[LISTED ENTRIES start]

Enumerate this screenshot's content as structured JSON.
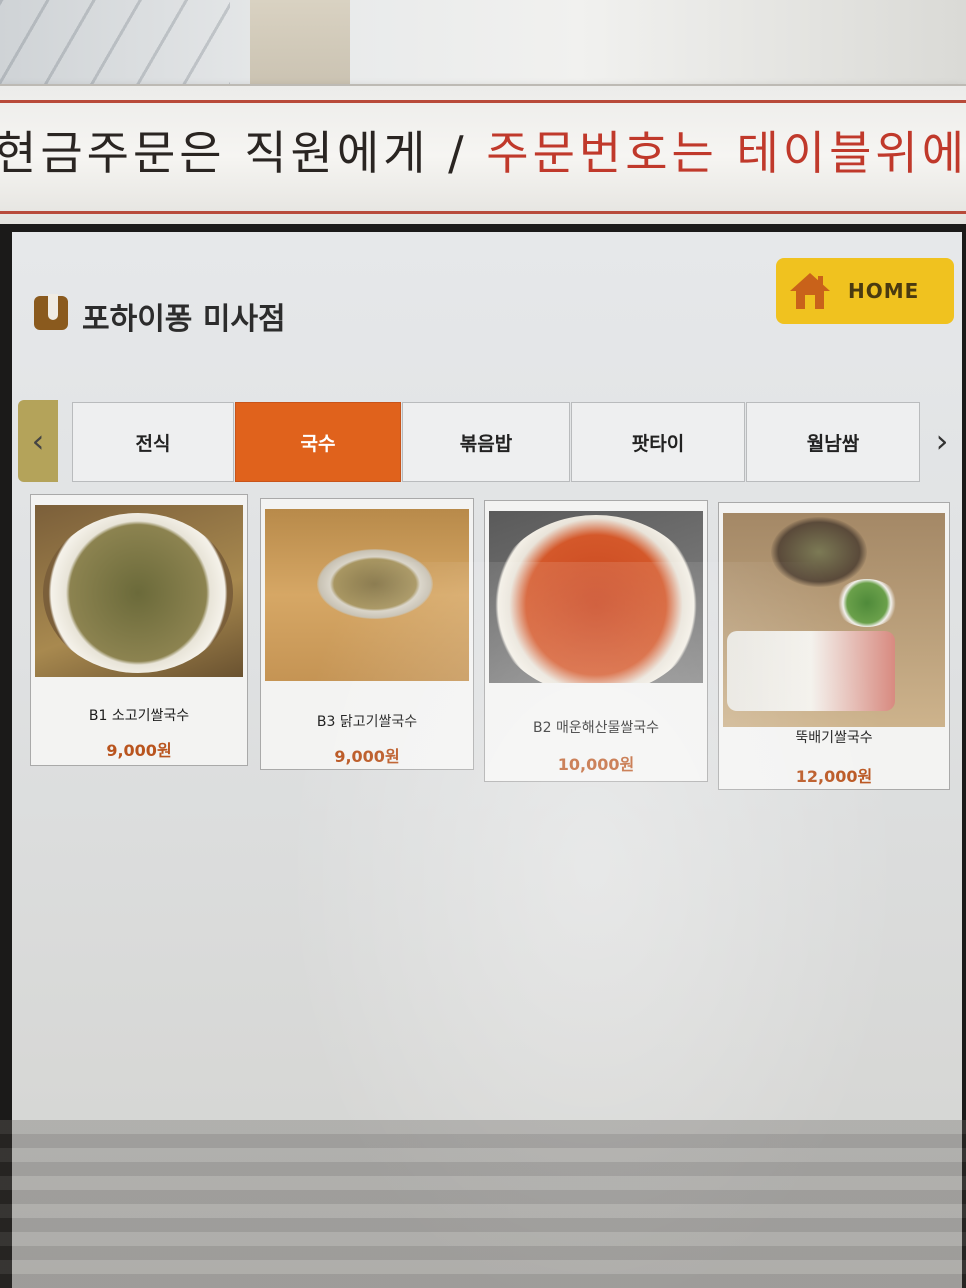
{
  "sign": {
    "black_text": "현금주문은 직원에게 / ",
    "red_text": "주문번호는 테이블위에"
  },
  "header": {
    "store_name": "포하이퐁 미사점",
    "home_label": "HOME"
  },
  "tabs": [
    {
      "label": "전식",
      "active": false
    },
    {
      "label": "국수",
      "active": true
    },
    {
      "label": "볶음밥",
      "active": false
    },
    {
      "label": "팟타이",
      "active": false
    },
    {
      "label": "월남쌈",
      "active": false
    }
  ],
  "nav": {
    "prev": "‹",
    "next": "›"
  },
  "menu_items": [
    {
      "name": "B1 소고기쌀국수",
      "price": "9,000원"
    },
    {
      "name": "B3 닭고기쌀국수",
      "price": "9,000원"
    },
    {
      "name": "B2 매운해산물쌀국수",
      "price": "10,000원"
    },
    {
      "name": "뚝배기쌀국수",
      "price": "12,000원"
    }
  ],
  "colors": {
    "active_tab": "#e0621c",
    "home_button": "#f0c21f",
    "price": "#b9541e",
    "sign_red": "#c0392b"
  }
}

[LISTED ENTRIES end]

== SHORT PROBLEM ==
Pictures excluded, quote all the data above exactly.

== COMPLETE RESPONSE ==
Enumerate this screenshot's content as structured JSON.
{
  "sign": {
    "black_text": "현금주문은 직원에게 / ",
    "red_text": "주문번호는 테이블위에"
  },
  "header": {
    "store_name": "포하이퐁 미사점",
    "home_label": "HOME"
  },
  "tabs": [
    {
      "label": "전식",
      "active": false
    },
    {
      "label": "국수",
      "active": true
    },
    {
      "label": "볶음밥",
      "active": false
    },
    {
      "label": "팟타이",
      "active": false
    },
    {
      "label": "월남쌈",
      "active": false
    }
  ],
  "nav": {
    "prev": "‹",
    "next": "›"
  },
  "menu_items": [
    {
      "name": "B1 소고기쌀국수",
      "price": "9,000원"
    },
    {
      "name": "B3 닭고기쌀국수",
      "price": "9,000원"
    },
    {
      "name": "B2 매운해산물쌀국수",
      "price": "10,000원"
    },
    {
      "name": "뚝배기쌀국수",
      "price": "12,000원"
    }
  ],
  "colors": {
    "active_tab": "#e0621c",
    "home_button": "#f0c21f",
    "price": "#b9541e",
    "sign_red": "#c0392b"
  }
}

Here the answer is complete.